§ **Your goal**: Return the complete listing that follows, with each line reproduced exactly.

§ **Items**:
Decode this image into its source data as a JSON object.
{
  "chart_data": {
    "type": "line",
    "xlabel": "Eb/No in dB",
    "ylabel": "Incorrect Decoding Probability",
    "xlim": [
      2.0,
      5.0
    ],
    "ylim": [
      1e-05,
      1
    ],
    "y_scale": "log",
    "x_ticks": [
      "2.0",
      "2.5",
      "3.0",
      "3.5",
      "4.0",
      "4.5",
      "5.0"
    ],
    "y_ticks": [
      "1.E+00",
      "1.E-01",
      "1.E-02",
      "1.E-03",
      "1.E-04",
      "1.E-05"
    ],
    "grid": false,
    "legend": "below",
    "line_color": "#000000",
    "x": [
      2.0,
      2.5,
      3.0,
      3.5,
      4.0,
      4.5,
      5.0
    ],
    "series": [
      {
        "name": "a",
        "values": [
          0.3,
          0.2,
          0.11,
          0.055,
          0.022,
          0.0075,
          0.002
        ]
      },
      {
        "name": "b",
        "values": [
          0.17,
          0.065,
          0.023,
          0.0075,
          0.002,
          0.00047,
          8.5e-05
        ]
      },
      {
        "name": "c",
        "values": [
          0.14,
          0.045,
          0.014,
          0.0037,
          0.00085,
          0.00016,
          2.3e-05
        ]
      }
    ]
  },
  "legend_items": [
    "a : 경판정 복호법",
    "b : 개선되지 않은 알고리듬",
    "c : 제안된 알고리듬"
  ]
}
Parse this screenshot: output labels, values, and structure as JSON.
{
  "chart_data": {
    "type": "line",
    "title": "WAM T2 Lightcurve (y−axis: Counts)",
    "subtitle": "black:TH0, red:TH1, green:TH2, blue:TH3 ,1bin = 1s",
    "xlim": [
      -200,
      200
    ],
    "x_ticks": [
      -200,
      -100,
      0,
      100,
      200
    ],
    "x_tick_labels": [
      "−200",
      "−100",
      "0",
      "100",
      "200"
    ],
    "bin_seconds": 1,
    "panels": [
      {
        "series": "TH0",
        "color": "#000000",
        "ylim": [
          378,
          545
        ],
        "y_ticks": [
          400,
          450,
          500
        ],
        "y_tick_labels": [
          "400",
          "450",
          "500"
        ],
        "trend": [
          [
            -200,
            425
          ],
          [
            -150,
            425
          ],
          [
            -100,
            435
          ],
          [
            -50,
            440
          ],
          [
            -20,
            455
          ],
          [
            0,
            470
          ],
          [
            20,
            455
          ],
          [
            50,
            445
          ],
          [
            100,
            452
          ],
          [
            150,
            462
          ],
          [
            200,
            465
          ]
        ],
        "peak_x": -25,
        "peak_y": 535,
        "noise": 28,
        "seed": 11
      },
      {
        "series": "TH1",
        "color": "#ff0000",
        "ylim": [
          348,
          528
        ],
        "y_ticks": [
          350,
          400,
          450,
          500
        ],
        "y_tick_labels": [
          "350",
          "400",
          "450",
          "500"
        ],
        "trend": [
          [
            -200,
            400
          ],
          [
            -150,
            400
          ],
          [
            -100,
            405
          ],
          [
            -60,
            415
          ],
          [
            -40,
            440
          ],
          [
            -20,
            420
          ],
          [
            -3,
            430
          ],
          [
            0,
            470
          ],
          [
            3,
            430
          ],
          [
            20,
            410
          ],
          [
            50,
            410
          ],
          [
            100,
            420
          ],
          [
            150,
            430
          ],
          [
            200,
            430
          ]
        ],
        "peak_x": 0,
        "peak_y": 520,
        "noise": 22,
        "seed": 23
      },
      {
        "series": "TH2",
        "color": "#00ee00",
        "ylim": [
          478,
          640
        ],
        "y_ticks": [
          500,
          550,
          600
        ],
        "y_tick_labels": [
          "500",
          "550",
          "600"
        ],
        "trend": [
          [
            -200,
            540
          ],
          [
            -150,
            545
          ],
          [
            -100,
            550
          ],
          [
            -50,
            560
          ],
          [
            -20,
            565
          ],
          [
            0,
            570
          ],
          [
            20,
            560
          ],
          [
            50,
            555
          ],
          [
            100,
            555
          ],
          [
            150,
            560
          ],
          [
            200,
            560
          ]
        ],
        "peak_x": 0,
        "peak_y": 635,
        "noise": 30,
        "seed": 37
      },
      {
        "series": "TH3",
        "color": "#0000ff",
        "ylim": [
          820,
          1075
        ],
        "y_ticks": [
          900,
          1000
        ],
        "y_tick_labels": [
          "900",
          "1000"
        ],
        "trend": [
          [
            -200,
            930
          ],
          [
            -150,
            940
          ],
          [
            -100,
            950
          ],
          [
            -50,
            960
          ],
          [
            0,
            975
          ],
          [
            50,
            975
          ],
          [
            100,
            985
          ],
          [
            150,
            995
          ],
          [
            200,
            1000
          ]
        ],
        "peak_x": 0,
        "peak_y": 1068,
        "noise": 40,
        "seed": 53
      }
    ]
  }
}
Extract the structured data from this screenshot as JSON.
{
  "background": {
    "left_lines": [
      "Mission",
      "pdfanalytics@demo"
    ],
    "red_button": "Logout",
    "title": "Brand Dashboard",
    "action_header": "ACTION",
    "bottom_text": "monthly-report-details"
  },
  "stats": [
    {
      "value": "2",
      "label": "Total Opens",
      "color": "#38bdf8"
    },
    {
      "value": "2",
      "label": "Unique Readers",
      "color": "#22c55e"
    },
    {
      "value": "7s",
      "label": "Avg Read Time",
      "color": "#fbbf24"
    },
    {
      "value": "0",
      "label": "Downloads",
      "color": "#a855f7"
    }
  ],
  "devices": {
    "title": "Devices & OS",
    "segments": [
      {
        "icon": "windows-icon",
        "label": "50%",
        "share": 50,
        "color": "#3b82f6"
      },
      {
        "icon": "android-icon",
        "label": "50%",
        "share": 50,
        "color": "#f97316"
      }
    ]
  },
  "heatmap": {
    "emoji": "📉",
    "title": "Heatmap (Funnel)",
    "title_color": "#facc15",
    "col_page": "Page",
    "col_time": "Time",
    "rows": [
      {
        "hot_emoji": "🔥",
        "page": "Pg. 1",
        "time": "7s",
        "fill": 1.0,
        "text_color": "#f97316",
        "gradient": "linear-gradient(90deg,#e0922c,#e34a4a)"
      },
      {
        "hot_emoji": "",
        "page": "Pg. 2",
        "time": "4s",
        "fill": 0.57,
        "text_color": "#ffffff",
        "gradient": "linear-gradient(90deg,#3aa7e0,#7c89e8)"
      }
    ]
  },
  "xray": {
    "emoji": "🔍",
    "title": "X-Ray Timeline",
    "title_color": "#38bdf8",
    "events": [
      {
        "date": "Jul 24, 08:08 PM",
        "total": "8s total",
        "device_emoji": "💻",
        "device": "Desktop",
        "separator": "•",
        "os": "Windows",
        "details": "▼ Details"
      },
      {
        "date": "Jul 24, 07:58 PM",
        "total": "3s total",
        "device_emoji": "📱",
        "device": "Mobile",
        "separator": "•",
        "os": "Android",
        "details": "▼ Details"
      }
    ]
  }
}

§ **Result below**:
Decode this image into its source data as a JSON object.
{
  "chart_data": {
    "type": "line",
    "xlabel": "Eb/No in dB",
    "ylabel": "Incorrect Decoding Probability",
    "xlim": [
      2.0,
      5.0
    ],
    "ylim": [
      1e-05,
      1
    ],
    "y_scale": "log",
    "x_ticks": [
      "2.0",
      "2.5",
      "3.0",
      "3.5",
      "4.0",
      "4.5",
      "5.0"
    ],
    "y_ticks": [
      "1.E+00",
      "1.E-01",
      "1.E-02",
      "1.E-03",
      "1.E-04",
      "1.E-05"
    ],
    "grid": false,
    "legend": "below",
    "line_color": "#000000",
    "x": [
      2.0,
      2.5,
      3.0,
      3.5,
      4.0,
      4.5,
      5.0
    ],
    "series": [
      {
        "name": "a",
        "values": [
          0.3,
          0.2,
          0.11,
          0.055,
          0.022,
          0.0075,
          0.002
        ]
      },
      {
        "name": "b",
        "values": [
          0.17,
          0.065,
          0.023,
          0.0075,
          0.002,
          0.00047,
          8.5e-05
        ]
      },
      {
        "name": "c",
        "values": [
          0.14,
          0.045,
          0.014,
          0.0037,
          0.00085,
          0.00016,
          2.3e-05
        ]
      }
    ]
  },
  "legend_items": [
    "a : 경판정 복호법",
    "b : 개선되지 않은 알고리듬",
    "c : 제안된 알고리듬"
  ]
}
Parse this screenshot: output labels, values, and structure as JSON.
{
  "chart_data": {
    "type": "line",
    "title": "WAM T2 Lightcurve (y−axis: Counts)",
    "subtitle": "black:TH0, red:TH1, green:TH2, blue:TH3 ,1bin = 1s",
    "xlim": [
      -200,
      200
    ],
    "x_ticks": [
      -200,
      -100,
      0,
      100,
      200
    ],
    "x_tick_labels": [
      "−200",
      "−100",
      "0",
      "100",
      "200"
    ],
    "bin_seconds": 1,
    "panels": [
      {
        "series": "TH0",
        "color": "#000000",
        "ylim": [
          378,
          545
        ],
        "y_ticks": [
          400,
          450,
          500
        ],
        "y_tick_labels": [
          "400",
          "450",
          "500"
        ],
        "trend": [
          [
            -200,
            425
          ],
          [
            -150,
            425
          ],
          [
            -100,
            435
          ],
          [
            -50,
            440
          ],
          [
            -20,
            455
          ],
          [
            0,
            470
          ],
          [
            20,
            455
          ],
          [
            50,
            445
          ],
          [
            100,
            452
          ],
          [
            150,
            462
          ],
          [
            200,
            465
          ]
        ],
        "peak_x": -25,
        "peak_y": 535,
        "noise": 28,
        "seed": 11
      },
      {
        "series": "TH1",
        "color": "#ff0000",
        "ylim": [
          348,
          528
        ],
        "y_ticks": [
          350,
          400,
          450,
          500
        ],
        "y_tick_labels": [
          "350",
          "400",
          "450",
          "500"
        ],
        "trend": [
          [
            -200,
            400
          ],
          [
            -150,
            400
          ],
          [
            -100,
            405
          ],
          [
            -60,
            415
          ],
          [
            -40,
            440
          ],
          [
            -20,
            420
          ],
          [
            -3,
            430
          ],
          [
            0,
            470
          ],
          [
            3,
            430
          ],
          [
            20,
            410
          ],
          [
            50,
            410
          ],
          [
            100,
            420
          ],
          [
            150,
            430
          ],
          [
            200,
            430
          ]
        ],
        "peak_x": 0,
        "peak_y": 520,
        "noise": 22,
        "seed": 23
      },
      {
        "series": "TH2",
        "color": "#00ee00",
        "ylim": [
          478,
          640
        ],
        "y_ticks": [
          500,
          550,
          600
        ],
        "y_tick_labels": [
          "500",
          "550",
          "600"
        ],
        "trend": [
          [
            -200,
            540
          ],
          [
            -150,
            545
          ],
          [
            -100,
            550
          ],
          [
            -50,
            560
          ],
          [
            -20,
            565
          ],
          [
            0,
            570
          ],
          [
            20,
            560
          ],
          [
            50,
            555
          ],
          [
            100,
            555
          ],
          [
            150,
            560
          ],
          [
            200,
            560
          ]
        ],
        "peak_x": 0,
        "peak_y": 635,
        "noise": 30,
        "seed": 37
      },
      {
        "series": "TH3",
        "color": "#0000ff",
        "ylim": [
          820,
          1075
        ],
        "y_ticks": [
          900,
          1000
        ],
        "y_tick_labels": [
          "900",
          "1000"
        ],
        "trend": [
          [
            -200,
            930
          ],
          [
            -150,
            940
          ],
          [
            -100,
            950
          ],
          [
            -50,
            960
          ],
          [
            0,
            975
          ],
          [
            50,
            975
          ],
          [
            100,
            985
          ],
          [
            150,
            995
          ],
          [
            200,
            1000
          ]
        ],
        "peak_x": 0,
        "peak_y": 1068,
        "noise": 40,
        "seed": 53
      }
    ]
  }
}
Extract the structured data from this screenshot as JSON.
{
  "background": {
    "left_lines": [
      "Mission",
      "pdfanalytics@demo"
    ],
    "red_button": "Logout",
    "title": "Brand Dashboard",
    "action_header": "ACTION",
    "bottom_text": "monthly-report-details"
  },
  "stats": [
    {
      "value": "2",
      "label": "Total Opens",
      "color": "#38bdf8"
    },
    {
      "value": "2",
      "label": "Unique Readers",
      "color": "#22c55e"
    },
    {
      "value": "7s",
      "label": "Avg Read Time",
      "color": "#fbbf24"
    },
    {
      "value": "0",
      "label": "Downloads",
      "color": "#a855f7"
    }
  ],
  "devices": {
    "title": "Devices & OS",
    "segments": [
      {
        "icon": "windows-icon",
        "label": "50%",
        "share": 50,
        "color": "#3b82f6"
      },
      {
        "icon": "android-icon",
        "label": "50%",
        "share": 50,
        "color": "#f97316"
      }
    ]
  },
  "heatmap": {
    "emoji": "📉",
    "title": "Heatmap (Funnel)",
    "title_color": "#facc15",
    "col_page": "Page",
    "col_time": "Time",
    "rows": [
      {
        "hot_emoji": "🔥",
        "page": "Pg. 1",
        "time": "7s",
        "fill": 1.0,
        "text_color": "#f97316",
        "gradient": "linear-gradient(90deg,#e0922c,#e34a4a)"
      },
      {
        "hot_emoji": "",
        "page": "Pg. 2",
        "time": "4s",
        "fill": 0.57,
        "text_color": "#ffffff",
        "gradient": "linear-gradient(90deg,#3aa7e0,#7c89e8)"
      }
    ]
  },
  "xray": {
    "emoji": "🔍",
    "title": "X-Ray Timeline",
    "title_color": "#38bdf8",
    "events": [
      {
        "date": "Jul 24, 08:08 PM",
        "total": "8s total",
        "device_emoji": "💻",
        "device": "Desktop",
        "separator": "•",
        "os": "Windows",
        "details": "▼ Details"
      },
      {
        "date": "Jul 24, 07:58 PM",
        "total": "3s total",
        "device_emoji": "📱",
        "device": "Mobile",
        "separator": "•",
        "os": "Android",
        "details": "▼ Details"
      }
    ]
  }
}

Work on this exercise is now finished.